(EXERCISE AIM): Search the listing for "régional" and copy every line where it appears.
= = = =
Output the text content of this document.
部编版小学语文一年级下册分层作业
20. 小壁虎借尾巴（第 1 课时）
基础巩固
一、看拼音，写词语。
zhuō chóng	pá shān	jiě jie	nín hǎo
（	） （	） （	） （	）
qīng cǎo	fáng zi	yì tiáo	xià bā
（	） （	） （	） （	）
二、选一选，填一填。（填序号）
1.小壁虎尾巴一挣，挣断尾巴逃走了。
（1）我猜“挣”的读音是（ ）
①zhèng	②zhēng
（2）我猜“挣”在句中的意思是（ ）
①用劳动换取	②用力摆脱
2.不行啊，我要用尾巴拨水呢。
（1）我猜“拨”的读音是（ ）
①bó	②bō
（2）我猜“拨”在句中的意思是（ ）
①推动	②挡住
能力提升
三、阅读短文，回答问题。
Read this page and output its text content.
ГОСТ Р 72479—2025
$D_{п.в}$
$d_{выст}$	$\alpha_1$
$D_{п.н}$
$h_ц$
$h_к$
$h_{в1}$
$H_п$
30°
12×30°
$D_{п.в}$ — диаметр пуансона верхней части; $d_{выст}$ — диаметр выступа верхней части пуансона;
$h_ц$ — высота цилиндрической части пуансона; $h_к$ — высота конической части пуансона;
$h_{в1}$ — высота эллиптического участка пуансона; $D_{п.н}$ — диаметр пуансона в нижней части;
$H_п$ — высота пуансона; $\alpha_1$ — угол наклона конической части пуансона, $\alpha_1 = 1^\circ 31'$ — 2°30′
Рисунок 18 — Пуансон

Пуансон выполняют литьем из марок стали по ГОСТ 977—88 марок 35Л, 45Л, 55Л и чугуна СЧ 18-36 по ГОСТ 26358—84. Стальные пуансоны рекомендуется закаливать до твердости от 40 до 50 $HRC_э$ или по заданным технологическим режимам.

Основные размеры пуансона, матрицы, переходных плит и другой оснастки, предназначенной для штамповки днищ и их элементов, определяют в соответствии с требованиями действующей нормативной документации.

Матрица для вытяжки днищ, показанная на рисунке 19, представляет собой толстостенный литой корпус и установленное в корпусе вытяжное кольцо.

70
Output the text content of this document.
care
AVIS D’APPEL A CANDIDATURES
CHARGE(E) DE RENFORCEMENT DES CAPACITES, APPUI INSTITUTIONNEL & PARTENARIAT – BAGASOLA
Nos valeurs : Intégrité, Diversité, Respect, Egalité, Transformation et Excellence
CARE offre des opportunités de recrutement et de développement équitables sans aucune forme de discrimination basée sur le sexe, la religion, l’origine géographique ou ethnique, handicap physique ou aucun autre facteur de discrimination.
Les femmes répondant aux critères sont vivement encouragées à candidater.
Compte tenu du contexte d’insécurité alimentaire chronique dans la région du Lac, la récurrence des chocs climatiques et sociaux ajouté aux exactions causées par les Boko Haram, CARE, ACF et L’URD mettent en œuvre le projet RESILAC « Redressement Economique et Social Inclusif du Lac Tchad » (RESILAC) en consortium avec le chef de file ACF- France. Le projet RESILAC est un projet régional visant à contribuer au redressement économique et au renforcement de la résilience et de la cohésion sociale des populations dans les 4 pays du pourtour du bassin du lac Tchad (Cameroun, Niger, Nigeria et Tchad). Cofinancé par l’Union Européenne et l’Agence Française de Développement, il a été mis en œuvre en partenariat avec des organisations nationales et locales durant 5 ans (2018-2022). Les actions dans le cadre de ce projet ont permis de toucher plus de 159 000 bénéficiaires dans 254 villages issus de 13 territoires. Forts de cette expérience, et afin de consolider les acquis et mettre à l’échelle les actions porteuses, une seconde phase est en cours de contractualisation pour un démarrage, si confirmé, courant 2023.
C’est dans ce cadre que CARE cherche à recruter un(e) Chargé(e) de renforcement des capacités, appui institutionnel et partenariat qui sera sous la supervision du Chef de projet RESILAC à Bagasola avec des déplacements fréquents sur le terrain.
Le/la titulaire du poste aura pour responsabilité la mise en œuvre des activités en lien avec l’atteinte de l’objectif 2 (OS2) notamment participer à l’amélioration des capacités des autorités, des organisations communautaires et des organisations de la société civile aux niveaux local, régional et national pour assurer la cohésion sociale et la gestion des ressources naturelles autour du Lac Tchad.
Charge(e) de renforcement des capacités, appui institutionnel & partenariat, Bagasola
= = = =
(COMPLETE RESPONSE):
Compte tenu du contexte d’insécurité alimentaire chronique dans la région du Lac, la récurrence des chocs climatiques et sociaux ajouté aux exactions causées par les Boko Haram, CARE, ACF et L’URD mettent en œuvre le projet RESILAC « Redressement Economique et Social Inclusif du Lac Tchad » (RESILAC) en consortium avec le chef de file ACF- France. Le projet RESILAC est un projet régional visant à contribuer au redressement économique et au renforcement de la résilience et de la cohésion sociale des populations dans les 4 pays du pourtour du bassin du lac Tchad (Cameroun, Niger, Nigeria et Tchad). Cofinancé par l’Union Européenne et l’Agence Française de Développement, il a été mis en œuvre en partenariat avec des organisations nationales et locales durant 5 ans (2018-2022). Les actions dans le cadre de ce projet ont permis de toucher plus de 159 000 bénéficiaires dans 254 villages issus de 13 territoires. Forts de cette expérience, et afin de consolider les acquis et mettre à l’échelle les actions porteuses, une seconde phase est en cours de contractualisation pour un démarrage, si confirmé, courant 2023.
Le/la titulaire du poste aura pour responsabilité la mise en œuvre des activités en lien avec l’atteinte de l’objectif 2 (OS2) notamment participer à l’amélioration des capacités des autorités, des organisations communautaires et des organisations de la société civile aux niveaux local, régional et national pour assurer la cohésion sociale et la gestion des ressources naturelles autour du Lac Tchad.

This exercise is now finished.